** EXERCISE **
Could you write out every record below exactly, leaving out any pictures?

** RAW RECORDS **
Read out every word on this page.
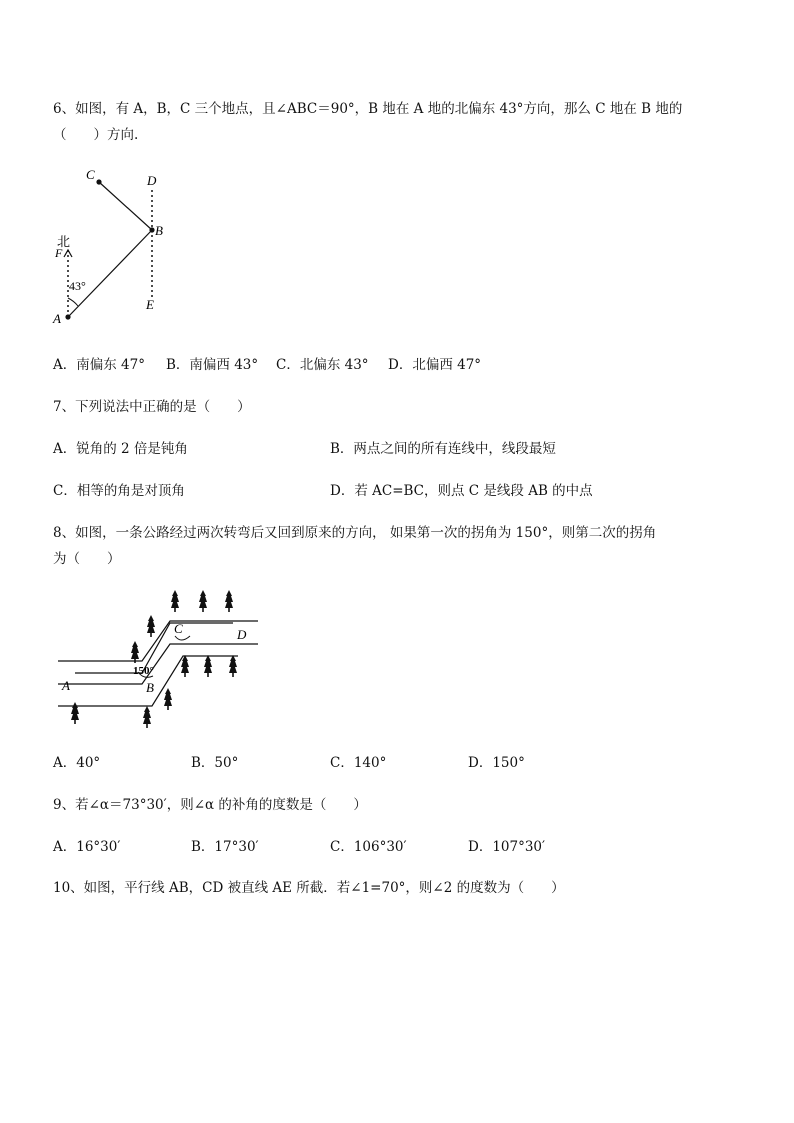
6、如图，有 A，B，C 三个地点，且∠ABC＝90°，B 地在 A 地的北偏东 43°方向，那么 C 地在 B 地的
（　　）方向.
C	D
B
北
F
43°
A
E
A．南偏东 47° B．南偏西 43° C．北偏东 43° D．北偏西 47°
7、下列说法中正确的是（　　）
A．锐角的 2 倍是钝角	B．两点之间的所有连线中，线段最短
C．相等的角是对顶角	D．若 AC=BC，则点 C 是线段 AB 的中点
8、如图，一条公路经过两次转弯后又回到原来的方向， 如果第一次的拐角为 150°，则第二次的拐角
为（　　）
C	D
A	B
150°
A．40°	B．50°	C．140°	D．150°
9、若∠α＝73°30′，则∠α 的补角的度数是（　　）
A．16°30′	B．17°30′	C．106°30′	D．107°30′
10、如图，平行线 AB，CD 被直线 AE 所截．若∠1=70°，则∠2 的度数为（　　）
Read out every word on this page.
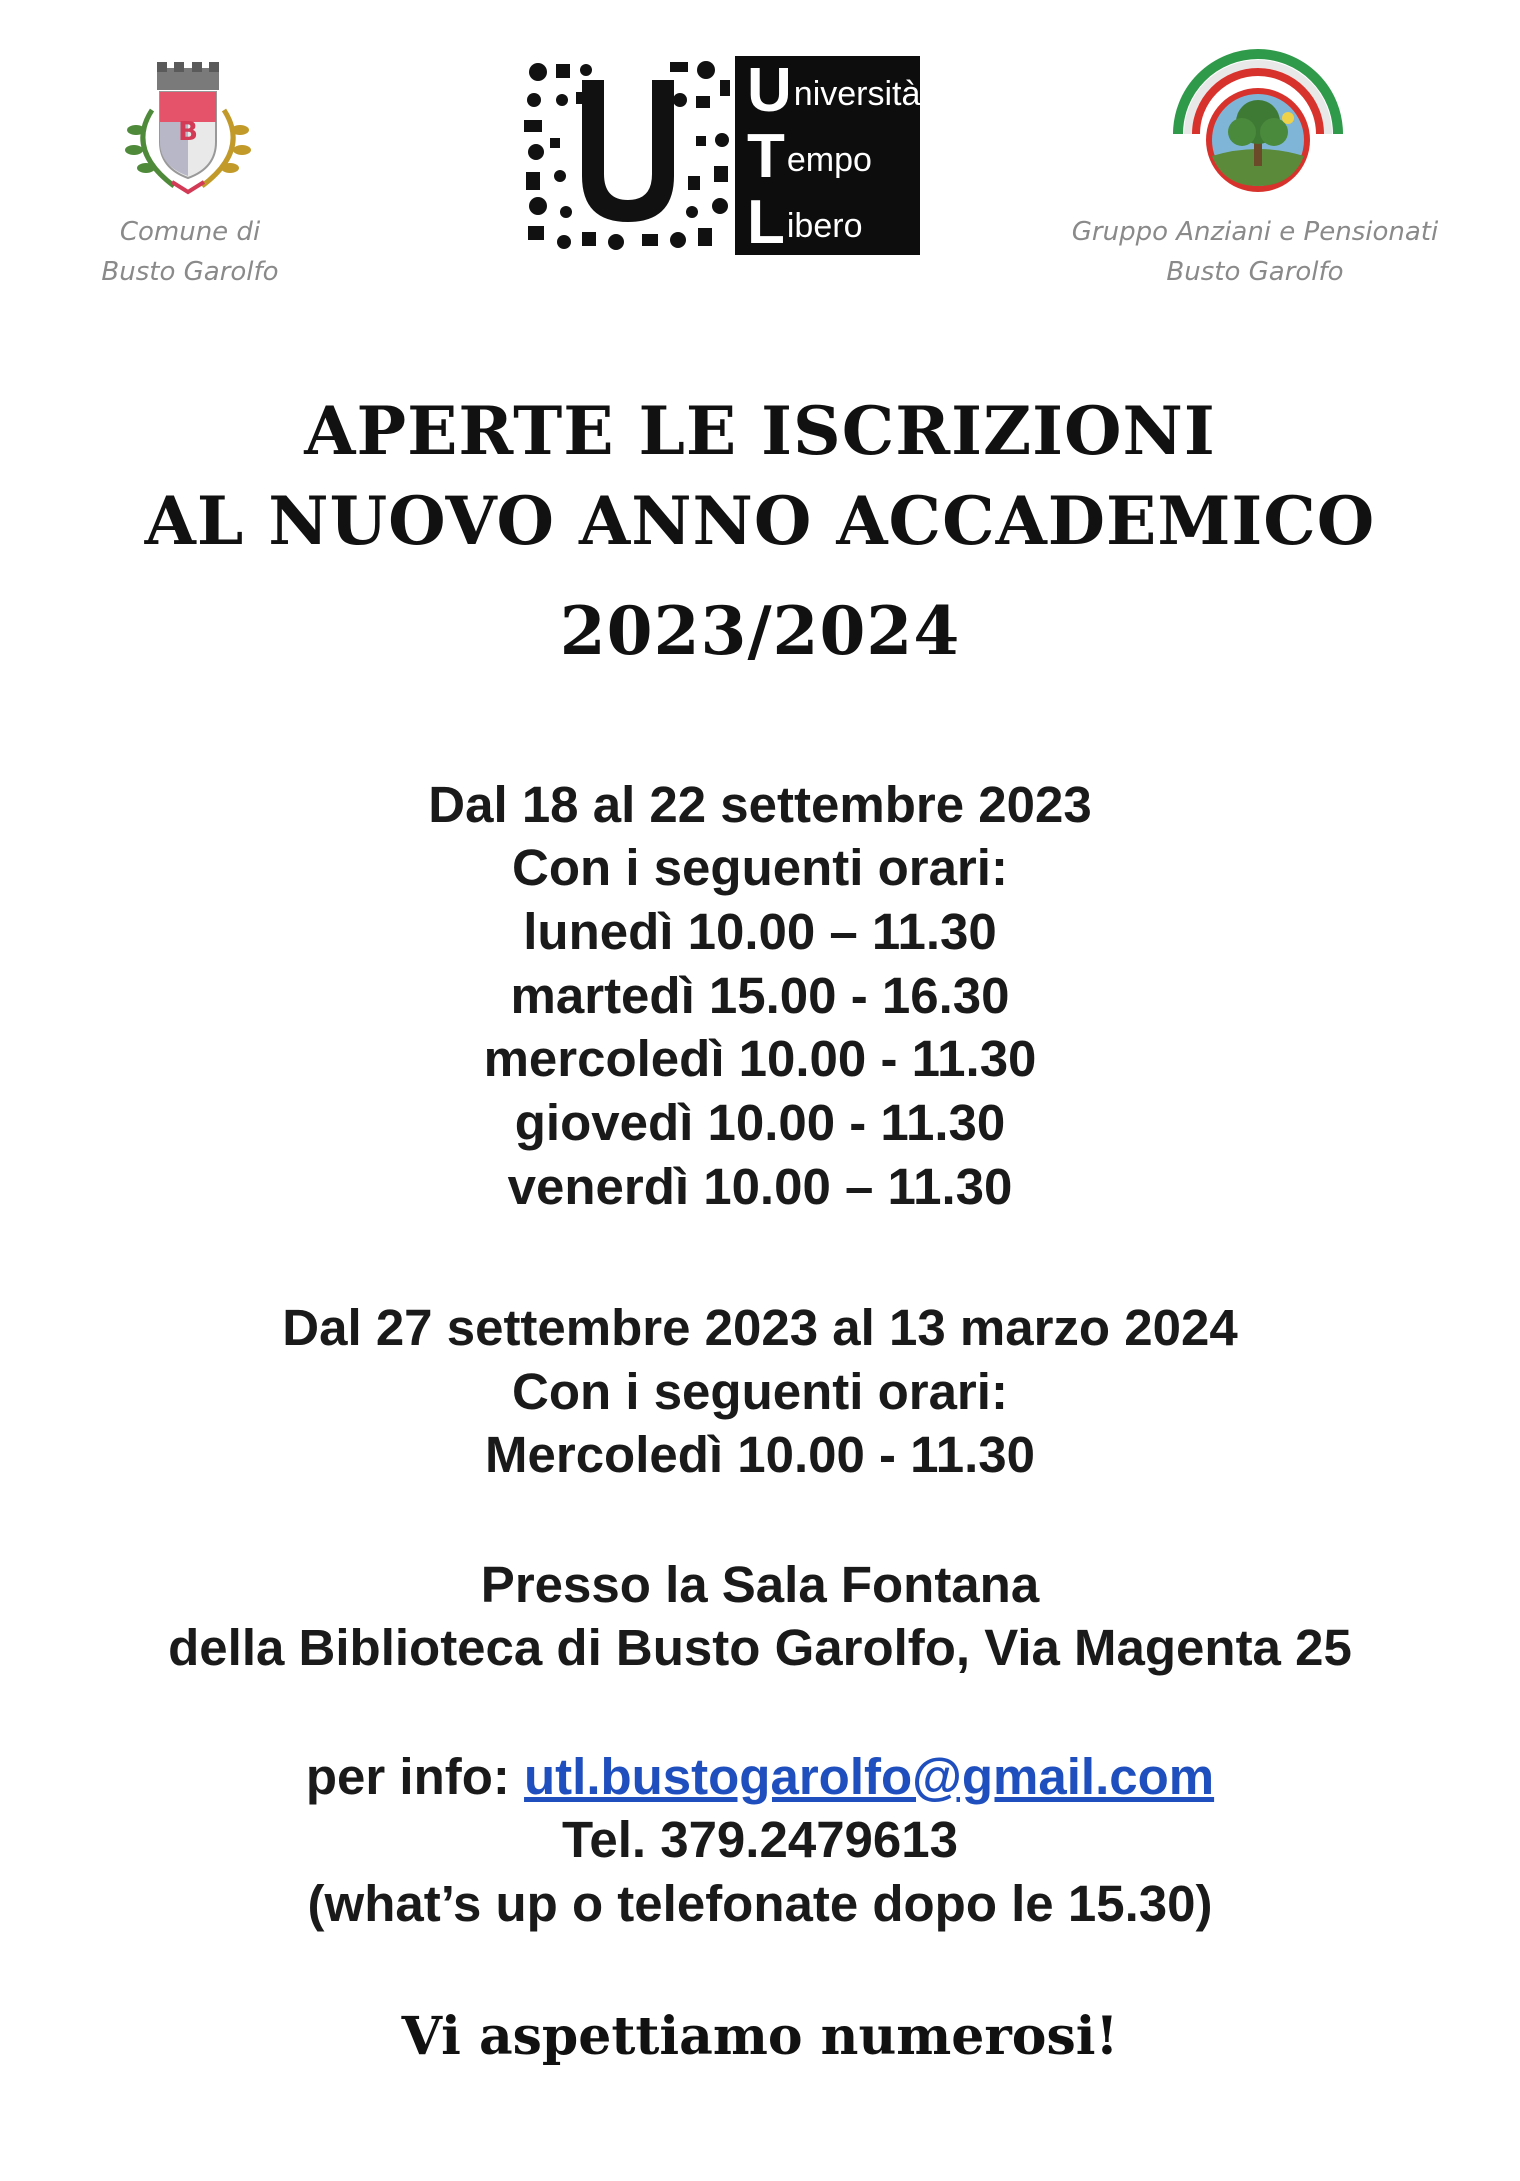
B
Comune di
Busto Garolfo
Università
Tempo
Libero	Gruppo Anziani e Pensionati
Busto Garolfo
APERTE LE ISCRIZIONI
AL NUOVO ANNO ACCADEMICO
2023/2024
Dal 18 al 22 settembre 2023
Con i seguenti orari:
lunedì 10.00 – 11.30
martedì 15.00 - 16.30
mercoledì 10.00 - 11.30
giovedì 10.00 - 11.30
venerdì 10.00 – 11.30
Dal 27 settembre 2023 al 13 marzo 2024
Con i seguenti orari:
Mercoledì 10.00 - 11.30
Presso la Sala Fontana
della Biblioteca di Busto Garolfo, Via Magenta 25
per info: utl.bustogarolfo@gmail.com
Tel. 379.2479613
(what’s up o telefonate dopo le 15.30)
Vi aspettiamo numerosi!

** TASK RESPONSE **
Read out every word on this page.
6、如图，有 A，B，C 三个地点，且∠ABC＝90°，B 地在 A 地的北偏东 43°方向，那么 C 地在 B 地的
（　　）方向.
C	D
B
北
F
43°
A
E
A．南偏东 47° B．南偏西 43° C．北偏东 43° D．北偏西 47°
7、下列说法中正确的是（　　）
A．锐角的 2 倍是钝角	B．两点之间的所有连线中，线段最短
C．相等的角是对顶角	D．若 AC=BC，则点 C 是线段 AB 的中点
8、如图，一条公路经过两次转弯后又回到原来的方向， 如果第一次的拐角为 150°，则第二次的拐角
为（　　）
C	D
A	B
150°
A．40°	B．50°	C．140°	D．150°
9、若∠α＝73°30′，则∠α 的补角的度数是（　　）
A．16°30′	B．17°30′	C．106°30′	D．107°30′
10、如图，平行线 AB，CD 被直线 AE 所截．若∠1=70°，则∠2 的度数为（　　）
Read out every word on this page.
B
Comune di
Busto Garolfo
Università
Tempo
Libero	Gruppo Anziani e Pensionati
Busto Garolfo
APERTE LE ISCRIZIONI
AL NUOVO ANNO ACCADEMICO
2023/2024
Dal 18 al 22 settembre 2023
Con i seguenti orari:
lunedì 10.00 – 11.30
martedì 15.00 - 16.30
mercoledì 10.00 - 11.30
giovedì 10.00 - 11.30
venerdì 10.00 – 11.30
Dal 27 settembre 2023 al 13 marzo 2024
Con i seguenti orari:
Mercoledì 10.00 - 11.30
Presso la Sala Fontana
della Biblioteca di Busto Garolfo, Via Magenta 25
per info: utl.bustogarolfo@gmail.com
Tel. 379.2479613
(what’s up o telefonate dopo le 15.30)
Vi aspettiamo numerosi!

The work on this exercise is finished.